SET PROBLEM:
Scan the material for the word "into", and copy each line where it shows up.

· · · · · · ·

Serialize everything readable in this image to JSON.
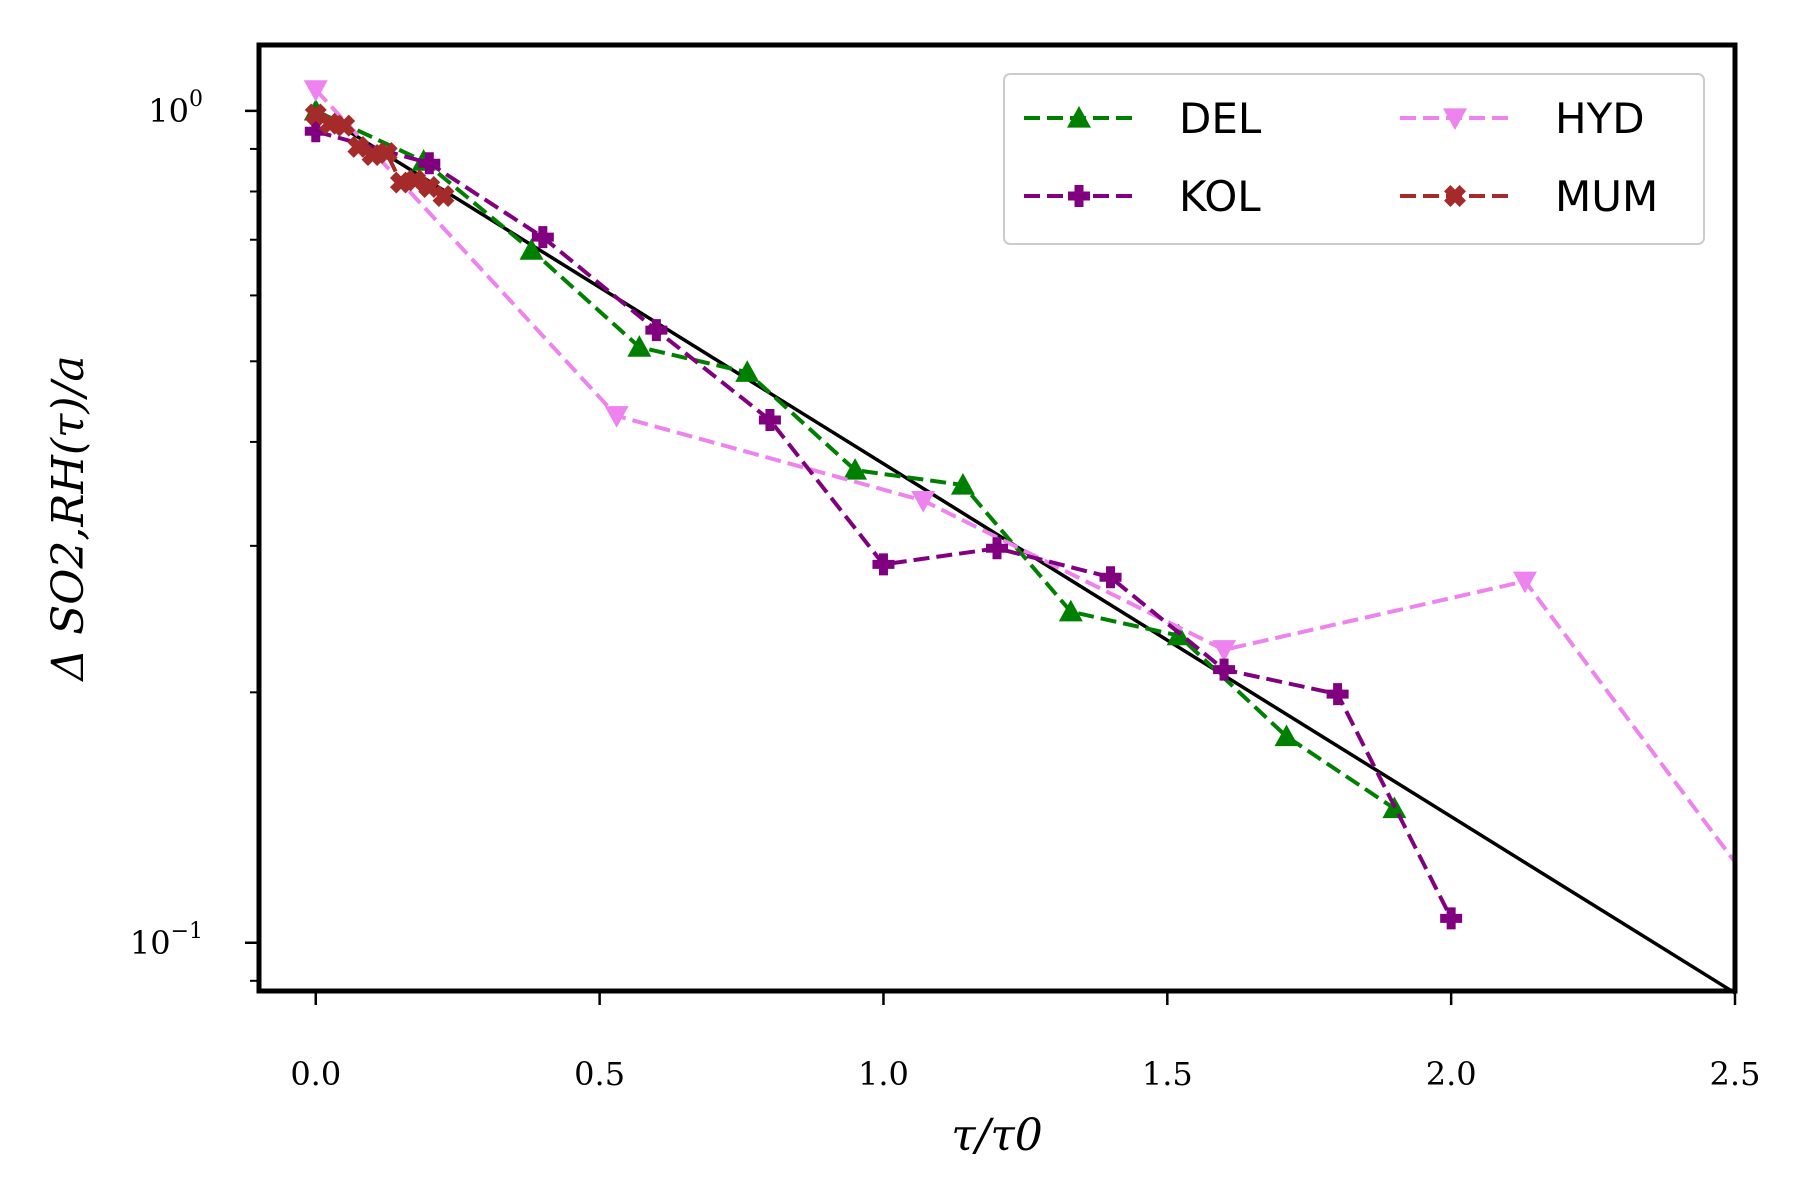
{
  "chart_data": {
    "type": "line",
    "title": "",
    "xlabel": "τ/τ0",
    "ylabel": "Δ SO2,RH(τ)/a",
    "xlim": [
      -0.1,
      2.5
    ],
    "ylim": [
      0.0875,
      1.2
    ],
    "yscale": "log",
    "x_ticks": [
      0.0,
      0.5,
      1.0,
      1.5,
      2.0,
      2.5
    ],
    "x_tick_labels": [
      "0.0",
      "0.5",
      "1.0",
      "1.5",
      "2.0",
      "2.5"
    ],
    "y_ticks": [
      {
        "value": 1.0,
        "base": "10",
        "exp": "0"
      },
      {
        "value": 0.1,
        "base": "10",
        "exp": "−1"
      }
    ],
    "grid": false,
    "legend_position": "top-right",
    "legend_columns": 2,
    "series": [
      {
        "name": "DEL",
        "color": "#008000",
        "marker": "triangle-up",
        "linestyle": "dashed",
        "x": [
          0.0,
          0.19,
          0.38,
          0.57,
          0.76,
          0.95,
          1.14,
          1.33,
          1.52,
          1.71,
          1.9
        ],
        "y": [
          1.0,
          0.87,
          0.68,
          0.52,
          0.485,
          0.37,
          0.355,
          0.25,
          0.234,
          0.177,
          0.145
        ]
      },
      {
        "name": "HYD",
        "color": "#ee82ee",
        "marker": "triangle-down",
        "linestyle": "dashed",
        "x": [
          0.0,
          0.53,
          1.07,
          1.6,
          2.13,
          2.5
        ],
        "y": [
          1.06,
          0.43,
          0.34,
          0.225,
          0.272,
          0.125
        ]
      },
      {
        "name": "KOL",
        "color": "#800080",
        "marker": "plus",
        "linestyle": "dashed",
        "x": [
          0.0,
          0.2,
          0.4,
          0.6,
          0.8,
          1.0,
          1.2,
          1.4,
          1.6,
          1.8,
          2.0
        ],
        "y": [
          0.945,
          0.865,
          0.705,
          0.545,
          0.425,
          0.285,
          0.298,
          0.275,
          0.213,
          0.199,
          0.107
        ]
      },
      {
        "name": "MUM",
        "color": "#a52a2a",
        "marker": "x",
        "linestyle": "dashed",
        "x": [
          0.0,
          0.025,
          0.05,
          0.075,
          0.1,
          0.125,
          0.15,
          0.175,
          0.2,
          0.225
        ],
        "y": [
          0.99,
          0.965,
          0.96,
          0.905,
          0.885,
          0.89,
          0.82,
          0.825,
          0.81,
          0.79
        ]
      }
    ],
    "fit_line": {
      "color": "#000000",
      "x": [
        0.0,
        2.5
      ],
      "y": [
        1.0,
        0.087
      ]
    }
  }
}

· · · · · · ·

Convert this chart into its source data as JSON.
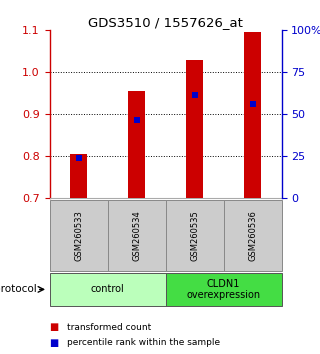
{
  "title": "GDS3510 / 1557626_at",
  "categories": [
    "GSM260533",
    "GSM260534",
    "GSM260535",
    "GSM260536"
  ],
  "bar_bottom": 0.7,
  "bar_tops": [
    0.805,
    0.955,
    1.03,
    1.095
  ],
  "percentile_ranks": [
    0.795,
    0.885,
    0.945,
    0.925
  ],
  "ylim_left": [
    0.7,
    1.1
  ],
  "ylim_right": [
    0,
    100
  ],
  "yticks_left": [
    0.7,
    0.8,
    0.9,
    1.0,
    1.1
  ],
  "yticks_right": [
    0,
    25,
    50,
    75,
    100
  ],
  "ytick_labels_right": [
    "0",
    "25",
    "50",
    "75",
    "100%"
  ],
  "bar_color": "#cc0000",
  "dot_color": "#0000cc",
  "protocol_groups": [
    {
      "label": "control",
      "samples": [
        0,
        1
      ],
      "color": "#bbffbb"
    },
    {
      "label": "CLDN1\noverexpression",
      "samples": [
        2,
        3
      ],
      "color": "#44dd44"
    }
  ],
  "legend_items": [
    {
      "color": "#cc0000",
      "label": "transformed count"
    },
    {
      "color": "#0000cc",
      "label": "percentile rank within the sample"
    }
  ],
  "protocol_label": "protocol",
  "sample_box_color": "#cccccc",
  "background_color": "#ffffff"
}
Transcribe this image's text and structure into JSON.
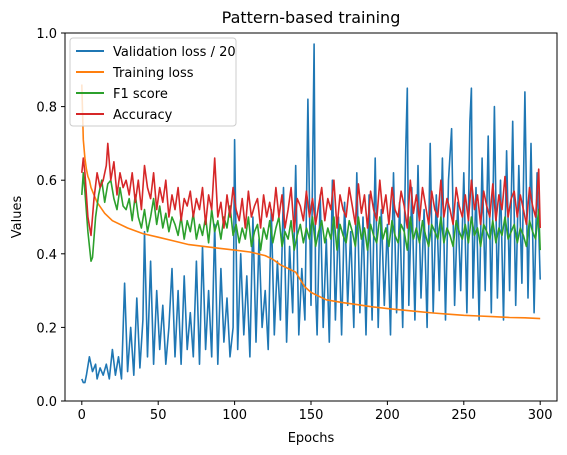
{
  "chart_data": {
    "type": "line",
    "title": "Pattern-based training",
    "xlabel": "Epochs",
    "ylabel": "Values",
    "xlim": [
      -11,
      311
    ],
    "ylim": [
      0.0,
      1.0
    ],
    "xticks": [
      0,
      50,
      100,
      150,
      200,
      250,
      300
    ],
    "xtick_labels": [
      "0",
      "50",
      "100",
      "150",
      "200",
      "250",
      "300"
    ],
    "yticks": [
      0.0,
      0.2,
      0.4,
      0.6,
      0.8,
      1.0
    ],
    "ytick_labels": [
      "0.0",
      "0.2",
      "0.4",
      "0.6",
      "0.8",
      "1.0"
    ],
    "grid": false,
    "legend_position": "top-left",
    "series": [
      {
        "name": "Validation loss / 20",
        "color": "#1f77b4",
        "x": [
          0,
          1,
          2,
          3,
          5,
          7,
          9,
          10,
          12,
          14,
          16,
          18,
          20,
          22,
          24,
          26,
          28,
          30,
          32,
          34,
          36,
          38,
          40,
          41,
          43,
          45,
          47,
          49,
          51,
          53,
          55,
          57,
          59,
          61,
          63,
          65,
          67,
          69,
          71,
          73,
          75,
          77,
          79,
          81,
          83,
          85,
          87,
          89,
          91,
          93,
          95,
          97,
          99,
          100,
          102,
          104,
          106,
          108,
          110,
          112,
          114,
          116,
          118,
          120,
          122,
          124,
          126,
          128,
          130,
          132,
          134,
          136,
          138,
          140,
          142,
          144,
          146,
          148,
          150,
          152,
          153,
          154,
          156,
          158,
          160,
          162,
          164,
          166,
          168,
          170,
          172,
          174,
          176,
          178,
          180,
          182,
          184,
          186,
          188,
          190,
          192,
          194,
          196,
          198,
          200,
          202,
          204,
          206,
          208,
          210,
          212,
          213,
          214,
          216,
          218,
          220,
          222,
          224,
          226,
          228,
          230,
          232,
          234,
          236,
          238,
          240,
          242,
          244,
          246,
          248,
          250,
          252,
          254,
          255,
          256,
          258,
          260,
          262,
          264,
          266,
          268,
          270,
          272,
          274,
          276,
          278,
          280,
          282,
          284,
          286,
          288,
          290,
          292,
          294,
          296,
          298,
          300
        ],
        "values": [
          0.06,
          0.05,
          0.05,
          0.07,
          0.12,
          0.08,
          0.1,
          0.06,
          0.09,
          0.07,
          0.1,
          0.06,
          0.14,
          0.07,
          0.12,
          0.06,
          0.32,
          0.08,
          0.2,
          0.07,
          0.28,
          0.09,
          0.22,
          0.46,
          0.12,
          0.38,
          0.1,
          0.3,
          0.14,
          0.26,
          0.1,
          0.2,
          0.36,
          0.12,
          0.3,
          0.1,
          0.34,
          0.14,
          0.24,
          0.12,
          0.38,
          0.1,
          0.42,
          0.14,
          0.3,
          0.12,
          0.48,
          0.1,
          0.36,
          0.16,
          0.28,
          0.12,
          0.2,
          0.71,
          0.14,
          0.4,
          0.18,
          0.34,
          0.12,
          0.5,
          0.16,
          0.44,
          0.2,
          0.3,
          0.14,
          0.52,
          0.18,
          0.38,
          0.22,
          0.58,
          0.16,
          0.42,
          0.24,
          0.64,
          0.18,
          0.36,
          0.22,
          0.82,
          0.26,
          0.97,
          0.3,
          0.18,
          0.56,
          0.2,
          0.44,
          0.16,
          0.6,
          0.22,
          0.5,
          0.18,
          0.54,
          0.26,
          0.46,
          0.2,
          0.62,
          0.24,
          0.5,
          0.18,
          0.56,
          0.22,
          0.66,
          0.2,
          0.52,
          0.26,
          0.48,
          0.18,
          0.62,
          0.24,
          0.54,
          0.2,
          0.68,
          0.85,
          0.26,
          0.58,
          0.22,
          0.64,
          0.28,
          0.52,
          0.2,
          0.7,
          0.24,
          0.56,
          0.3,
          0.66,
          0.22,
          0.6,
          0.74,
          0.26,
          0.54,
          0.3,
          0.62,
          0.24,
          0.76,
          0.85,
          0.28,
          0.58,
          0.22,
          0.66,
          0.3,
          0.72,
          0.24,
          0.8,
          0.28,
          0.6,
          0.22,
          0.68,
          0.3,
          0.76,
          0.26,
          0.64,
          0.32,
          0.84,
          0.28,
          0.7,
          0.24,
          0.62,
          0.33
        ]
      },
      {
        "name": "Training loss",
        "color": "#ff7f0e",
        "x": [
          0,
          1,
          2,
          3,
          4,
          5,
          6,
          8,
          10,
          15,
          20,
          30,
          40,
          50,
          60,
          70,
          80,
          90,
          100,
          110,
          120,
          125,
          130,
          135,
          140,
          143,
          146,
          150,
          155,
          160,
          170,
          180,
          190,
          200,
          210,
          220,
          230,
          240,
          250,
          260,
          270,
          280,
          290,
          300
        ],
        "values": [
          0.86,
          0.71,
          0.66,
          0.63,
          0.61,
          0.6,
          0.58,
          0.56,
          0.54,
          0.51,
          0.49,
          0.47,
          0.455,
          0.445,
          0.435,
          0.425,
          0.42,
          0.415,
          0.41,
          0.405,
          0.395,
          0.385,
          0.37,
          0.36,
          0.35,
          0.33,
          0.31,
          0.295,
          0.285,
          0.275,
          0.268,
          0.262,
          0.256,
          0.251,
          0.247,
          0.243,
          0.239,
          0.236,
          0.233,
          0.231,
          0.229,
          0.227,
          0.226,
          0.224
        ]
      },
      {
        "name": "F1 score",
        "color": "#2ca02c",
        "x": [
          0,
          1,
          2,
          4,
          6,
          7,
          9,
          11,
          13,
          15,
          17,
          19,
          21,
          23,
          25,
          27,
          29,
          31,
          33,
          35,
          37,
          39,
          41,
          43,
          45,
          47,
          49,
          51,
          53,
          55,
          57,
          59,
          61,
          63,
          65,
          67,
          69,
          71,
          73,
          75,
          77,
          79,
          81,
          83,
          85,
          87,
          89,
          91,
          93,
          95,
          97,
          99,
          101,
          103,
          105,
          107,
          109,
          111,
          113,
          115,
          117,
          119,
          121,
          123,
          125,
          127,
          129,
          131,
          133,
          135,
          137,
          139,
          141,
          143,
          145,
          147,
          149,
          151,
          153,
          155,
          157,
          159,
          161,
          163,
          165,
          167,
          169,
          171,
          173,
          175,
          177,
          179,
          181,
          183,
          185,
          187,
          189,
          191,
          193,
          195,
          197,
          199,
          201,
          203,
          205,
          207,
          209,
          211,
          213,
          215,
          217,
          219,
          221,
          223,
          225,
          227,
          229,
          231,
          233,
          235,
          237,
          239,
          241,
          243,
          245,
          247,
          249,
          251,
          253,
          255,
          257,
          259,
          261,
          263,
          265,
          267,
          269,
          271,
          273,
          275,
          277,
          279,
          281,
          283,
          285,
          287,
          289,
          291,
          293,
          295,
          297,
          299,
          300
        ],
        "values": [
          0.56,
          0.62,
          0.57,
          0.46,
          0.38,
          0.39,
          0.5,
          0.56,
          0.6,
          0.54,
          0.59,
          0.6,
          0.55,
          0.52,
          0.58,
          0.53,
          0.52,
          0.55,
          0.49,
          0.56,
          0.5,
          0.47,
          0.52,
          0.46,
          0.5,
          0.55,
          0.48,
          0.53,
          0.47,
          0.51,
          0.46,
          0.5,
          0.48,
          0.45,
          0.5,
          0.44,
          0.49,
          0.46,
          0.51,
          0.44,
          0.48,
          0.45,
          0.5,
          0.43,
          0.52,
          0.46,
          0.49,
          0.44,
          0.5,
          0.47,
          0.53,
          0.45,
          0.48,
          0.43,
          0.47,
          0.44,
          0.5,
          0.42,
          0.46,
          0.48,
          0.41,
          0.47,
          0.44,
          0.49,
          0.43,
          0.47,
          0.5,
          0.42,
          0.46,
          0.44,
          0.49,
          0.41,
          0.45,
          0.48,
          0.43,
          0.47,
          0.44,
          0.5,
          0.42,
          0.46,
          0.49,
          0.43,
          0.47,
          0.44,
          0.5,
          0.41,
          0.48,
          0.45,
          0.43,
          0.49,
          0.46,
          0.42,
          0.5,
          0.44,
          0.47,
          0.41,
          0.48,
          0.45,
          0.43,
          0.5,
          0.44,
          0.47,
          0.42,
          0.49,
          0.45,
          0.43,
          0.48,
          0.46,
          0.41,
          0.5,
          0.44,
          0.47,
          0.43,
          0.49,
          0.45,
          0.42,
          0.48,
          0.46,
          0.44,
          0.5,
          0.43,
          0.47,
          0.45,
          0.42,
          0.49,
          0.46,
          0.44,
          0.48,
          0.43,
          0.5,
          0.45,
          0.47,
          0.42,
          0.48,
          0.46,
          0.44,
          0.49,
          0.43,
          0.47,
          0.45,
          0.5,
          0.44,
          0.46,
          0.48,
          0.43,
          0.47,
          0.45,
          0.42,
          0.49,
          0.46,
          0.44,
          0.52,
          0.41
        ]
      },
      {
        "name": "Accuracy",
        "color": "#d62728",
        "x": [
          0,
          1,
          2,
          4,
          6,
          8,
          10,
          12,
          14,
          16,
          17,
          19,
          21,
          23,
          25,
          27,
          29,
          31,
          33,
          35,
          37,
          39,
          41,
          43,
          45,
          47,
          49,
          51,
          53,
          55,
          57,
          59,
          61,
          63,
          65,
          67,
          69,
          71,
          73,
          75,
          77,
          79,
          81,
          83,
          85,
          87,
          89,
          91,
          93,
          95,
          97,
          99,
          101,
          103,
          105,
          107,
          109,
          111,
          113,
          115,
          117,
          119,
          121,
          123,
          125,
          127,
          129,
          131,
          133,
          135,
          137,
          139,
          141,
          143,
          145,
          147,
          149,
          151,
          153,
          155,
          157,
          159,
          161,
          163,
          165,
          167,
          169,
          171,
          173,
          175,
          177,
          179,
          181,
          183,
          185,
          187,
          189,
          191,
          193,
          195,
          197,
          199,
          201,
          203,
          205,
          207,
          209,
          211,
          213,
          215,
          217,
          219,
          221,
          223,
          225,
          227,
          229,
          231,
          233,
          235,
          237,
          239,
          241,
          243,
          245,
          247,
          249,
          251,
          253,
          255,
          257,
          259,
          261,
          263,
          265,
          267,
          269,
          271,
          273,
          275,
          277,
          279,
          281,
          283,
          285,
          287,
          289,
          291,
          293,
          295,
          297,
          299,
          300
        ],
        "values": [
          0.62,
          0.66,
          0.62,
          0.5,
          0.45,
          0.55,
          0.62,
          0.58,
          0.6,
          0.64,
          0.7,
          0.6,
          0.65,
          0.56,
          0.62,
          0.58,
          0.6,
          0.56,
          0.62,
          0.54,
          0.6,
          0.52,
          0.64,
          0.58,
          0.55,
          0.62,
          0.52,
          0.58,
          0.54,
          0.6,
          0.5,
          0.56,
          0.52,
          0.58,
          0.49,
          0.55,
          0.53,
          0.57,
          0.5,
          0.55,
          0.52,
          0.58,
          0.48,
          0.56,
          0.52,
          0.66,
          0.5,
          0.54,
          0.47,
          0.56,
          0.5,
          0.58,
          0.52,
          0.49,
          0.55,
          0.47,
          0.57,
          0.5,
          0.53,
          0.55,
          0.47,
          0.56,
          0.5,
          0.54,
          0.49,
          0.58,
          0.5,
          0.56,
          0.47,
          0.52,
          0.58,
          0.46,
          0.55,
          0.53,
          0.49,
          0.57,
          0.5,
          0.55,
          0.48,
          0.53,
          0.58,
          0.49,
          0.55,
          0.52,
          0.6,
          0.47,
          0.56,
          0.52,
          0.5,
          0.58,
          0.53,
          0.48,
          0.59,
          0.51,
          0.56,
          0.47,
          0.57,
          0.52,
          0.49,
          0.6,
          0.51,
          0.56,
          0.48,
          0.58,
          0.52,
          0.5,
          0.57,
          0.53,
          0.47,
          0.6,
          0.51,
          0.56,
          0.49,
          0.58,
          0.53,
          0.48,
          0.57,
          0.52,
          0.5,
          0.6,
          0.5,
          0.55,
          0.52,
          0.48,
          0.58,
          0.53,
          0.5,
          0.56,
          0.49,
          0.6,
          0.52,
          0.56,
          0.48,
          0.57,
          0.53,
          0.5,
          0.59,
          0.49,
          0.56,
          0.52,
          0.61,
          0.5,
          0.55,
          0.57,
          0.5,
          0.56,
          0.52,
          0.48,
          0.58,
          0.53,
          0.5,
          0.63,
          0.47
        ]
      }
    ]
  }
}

· · · · · · ·

WRITTEN ANSWER:
Convert this chart into its source data as JSON.
Transcribe this image's text and structure into JSON.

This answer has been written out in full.